::: Input data

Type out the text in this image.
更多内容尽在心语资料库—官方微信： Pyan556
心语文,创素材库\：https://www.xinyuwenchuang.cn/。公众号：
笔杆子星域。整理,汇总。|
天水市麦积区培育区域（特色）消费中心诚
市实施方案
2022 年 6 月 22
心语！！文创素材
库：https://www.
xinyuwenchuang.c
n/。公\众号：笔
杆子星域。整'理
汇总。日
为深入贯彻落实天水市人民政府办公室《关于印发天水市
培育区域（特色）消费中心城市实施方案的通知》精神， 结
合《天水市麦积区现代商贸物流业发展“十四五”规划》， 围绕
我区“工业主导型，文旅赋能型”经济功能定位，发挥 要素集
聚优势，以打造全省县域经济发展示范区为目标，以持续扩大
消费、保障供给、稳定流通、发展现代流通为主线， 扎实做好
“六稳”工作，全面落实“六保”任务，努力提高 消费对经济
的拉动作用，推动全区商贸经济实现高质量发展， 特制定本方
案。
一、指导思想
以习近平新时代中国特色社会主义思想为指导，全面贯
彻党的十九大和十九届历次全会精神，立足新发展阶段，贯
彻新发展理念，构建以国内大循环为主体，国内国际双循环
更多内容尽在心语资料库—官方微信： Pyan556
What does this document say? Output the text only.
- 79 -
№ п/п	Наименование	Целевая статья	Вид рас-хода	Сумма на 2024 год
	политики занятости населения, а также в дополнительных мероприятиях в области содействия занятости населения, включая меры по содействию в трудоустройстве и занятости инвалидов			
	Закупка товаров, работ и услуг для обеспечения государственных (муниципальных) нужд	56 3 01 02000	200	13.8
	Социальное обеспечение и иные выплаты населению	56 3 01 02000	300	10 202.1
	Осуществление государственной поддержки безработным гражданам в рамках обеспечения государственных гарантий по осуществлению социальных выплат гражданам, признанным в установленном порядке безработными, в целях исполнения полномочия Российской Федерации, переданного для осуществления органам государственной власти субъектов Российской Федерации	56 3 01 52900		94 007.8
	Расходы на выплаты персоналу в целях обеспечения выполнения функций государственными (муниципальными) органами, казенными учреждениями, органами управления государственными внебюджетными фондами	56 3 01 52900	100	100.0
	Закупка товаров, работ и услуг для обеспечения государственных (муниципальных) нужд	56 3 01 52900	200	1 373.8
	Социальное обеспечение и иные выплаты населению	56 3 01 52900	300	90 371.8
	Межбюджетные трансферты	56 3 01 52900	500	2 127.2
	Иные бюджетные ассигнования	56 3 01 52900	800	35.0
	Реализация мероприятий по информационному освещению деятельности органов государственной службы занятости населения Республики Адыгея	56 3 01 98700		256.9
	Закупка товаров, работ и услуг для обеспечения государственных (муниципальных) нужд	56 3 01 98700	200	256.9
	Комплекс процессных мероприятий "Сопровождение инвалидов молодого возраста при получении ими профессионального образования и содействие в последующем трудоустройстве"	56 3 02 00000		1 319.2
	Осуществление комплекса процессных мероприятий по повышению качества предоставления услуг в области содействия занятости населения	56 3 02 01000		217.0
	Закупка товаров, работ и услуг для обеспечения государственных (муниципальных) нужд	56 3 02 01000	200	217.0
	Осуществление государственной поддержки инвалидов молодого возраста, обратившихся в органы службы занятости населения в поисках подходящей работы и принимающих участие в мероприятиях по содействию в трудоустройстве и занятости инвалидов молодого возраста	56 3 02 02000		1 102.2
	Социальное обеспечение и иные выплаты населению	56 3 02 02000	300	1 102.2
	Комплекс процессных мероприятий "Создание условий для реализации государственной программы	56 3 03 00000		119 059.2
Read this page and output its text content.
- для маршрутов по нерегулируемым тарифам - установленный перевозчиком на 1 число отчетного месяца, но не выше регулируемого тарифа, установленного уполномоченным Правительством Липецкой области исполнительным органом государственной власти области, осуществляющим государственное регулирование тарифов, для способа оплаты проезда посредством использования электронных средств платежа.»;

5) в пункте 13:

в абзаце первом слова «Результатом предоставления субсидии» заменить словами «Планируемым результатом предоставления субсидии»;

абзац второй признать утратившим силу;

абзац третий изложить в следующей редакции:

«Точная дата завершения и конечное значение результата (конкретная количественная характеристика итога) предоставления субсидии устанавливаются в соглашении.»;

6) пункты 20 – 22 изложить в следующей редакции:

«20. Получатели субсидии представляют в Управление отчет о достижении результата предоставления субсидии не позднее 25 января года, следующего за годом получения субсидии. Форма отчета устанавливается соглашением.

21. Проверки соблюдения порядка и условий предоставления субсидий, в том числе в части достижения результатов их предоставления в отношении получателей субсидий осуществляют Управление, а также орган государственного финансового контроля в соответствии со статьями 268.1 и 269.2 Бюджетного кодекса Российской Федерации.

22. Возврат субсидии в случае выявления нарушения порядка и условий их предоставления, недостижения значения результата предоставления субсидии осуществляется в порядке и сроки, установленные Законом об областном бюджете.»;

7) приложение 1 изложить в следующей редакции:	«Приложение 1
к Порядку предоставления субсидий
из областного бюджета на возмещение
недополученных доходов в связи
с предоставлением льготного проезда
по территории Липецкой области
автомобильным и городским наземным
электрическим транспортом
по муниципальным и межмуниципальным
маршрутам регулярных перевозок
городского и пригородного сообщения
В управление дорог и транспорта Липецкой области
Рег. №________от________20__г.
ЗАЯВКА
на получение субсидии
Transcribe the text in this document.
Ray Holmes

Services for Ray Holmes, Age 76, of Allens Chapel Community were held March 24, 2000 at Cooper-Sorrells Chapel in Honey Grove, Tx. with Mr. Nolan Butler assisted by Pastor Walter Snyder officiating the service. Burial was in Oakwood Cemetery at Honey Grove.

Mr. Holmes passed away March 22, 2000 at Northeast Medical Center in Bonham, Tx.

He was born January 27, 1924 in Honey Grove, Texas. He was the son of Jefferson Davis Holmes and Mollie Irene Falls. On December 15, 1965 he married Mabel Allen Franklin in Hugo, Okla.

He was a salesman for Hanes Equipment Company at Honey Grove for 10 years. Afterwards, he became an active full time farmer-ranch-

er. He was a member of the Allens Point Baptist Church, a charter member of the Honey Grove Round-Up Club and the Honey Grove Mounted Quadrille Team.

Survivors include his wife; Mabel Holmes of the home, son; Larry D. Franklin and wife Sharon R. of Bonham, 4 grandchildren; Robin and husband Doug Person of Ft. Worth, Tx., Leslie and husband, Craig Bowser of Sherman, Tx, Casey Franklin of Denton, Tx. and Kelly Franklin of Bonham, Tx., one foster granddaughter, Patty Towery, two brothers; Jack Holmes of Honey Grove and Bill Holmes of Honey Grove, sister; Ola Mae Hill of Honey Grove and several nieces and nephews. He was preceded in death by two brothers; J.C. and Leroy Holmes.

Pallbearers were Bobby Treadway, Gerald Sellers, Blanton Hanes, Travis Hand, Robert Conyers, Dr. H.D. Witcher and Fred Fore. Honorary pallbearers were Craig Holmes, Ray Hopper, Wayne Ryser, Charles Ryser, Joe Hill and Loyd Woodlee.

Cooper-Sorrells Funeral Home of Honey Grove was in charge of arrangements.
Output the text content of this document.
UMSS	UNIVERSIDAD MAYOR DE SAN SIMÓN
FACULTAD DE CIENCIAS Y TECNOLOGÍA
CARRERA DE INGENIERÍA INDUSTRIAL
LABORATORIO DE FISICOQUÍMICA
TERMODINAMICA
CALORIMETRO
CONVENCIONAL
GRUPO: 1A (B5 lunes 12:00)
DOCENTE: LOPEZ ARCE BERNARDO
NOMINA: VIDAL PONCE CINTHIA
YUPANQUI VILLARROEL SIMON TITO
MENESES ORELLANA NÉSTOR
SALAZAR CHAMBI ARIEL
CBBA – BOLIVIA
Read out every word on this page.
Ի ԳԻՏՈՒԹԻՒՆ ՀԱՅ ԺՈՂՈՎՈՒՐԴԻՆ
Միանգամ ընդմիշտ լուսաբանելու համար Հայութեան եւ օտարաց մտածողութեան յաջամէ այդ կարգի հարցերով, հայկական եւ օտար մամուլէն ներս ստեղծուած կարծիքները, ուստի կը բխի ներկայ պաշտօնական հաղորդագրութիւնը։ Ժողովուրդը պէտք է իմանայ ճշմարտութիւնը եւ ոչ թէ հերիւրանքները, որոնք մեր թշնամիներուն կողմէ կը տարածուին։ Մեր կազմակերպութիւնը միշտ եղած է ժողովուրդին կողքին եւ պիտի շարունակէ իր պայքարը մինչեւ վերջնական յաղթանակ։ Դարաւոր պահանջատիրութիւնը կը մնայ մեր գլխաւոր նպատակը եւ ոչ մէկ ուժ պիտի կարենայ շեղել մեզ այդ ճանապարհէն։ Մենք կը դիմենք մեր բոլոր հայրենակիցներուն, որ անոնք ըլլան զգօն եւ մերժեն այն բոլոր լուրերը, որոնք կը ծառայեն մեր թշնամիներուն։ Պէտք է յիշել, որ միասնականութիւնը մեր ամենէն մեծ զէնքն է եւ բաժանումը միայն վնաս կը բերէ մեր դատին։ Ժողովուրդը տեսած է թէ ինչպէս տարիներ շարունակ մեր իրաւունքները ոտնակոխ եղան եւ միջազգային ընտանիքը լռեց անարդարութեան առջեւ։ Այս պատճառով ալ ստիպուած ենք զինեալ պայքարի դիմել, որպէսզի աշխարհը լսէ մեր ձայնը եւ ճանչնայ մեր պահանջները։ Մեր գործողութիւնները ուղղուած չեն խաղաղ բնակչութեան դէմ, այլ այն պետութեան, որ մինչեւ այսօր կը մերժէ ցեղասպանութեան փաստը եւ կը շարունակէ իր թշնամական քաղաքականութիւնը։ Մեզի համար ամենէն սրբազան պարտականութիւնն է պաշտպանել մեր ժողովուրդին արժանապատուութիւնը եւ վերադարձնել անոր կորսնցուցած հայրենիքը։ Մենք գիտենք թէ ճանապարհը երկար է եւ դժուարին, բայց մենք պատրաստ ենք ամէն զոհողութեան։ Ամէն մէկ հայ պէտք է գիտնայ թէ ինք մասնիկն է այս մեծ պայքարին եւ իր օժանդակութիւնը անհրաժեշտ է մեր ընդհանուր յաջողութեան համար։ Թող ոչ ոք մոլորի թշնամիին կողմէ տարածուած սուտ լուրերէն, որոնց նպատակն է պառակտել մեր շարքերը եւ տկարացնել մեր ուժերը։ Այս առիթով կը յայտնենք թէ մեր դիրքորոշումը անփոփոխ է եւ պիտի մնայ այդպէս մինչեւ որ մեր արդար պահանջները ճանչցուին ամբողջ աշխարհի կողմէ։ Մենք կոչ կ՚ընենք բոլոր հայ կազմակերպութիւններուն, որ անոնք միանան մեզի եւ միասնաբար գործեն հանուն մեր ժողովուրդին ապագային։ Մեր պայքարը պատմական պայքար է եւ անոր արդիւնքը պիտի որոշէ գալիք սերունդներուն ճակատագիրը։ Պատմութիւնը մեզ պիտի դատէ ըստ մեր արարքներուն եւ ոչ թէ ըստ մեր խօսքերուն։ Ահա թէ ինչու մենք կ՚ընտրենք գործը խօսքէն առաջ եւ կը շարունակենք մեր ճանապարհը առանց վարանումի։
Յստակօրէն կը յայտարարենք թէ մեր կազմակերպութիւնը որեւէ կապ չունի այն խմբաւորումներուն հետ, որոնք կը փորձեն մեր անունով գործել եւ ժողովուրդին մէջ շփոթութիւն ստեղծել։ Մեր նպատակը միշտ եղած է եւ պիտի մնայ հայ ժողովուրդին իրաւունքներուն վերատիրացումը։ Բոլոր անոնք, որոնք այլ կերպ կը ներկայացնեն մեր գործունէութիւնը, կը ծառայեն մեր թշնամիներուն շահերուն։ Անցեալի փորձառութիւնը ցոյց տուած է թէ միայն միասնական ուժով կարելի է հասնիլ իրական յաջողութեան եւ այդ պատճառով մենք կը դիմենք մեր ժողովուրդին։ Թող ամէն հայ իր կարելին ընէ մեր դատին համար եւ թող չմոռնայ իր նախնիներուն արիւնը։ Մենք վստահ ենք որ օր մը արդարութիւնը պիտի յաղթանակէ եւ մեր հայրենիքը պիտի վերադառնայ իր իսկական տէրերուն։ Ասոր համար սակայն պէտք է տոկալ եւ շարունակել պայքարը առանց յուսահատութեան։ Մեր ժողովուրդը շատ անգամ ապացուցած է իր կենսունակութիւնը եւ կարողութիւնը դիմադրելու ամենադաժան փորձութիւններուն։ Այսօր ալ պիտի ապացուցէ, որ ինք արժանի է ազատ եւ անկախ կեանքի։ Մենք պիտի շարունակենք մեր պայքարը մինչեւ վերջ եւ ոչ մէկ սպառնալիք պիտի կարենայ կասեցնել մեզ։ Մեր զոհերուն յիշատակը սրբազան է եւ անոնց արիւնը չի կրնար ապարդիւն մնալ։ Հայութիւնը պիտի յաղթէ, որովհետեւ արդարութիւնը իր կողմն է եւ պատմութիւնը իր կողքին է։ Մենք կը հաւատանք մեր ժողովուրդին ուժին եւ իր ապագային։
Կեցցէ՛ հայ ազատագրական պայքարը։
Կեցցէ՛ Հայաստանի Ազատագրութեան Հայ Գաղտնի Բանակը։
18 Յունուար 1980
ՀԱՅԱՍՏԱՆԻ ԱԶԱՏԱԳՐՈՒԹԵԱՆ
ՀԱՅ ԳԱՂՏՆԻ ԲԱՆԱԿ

::::::

• Set problem:
Report all lines of the material that contain the word "Կեցցէ".

• Output of the exercise:
Կեցցէ՛ հայ ազատագրական պայքարը։
Կեցցէ՛ Հայաստանի Ազատագրութեան Հայ Գաղտնի Բանակը։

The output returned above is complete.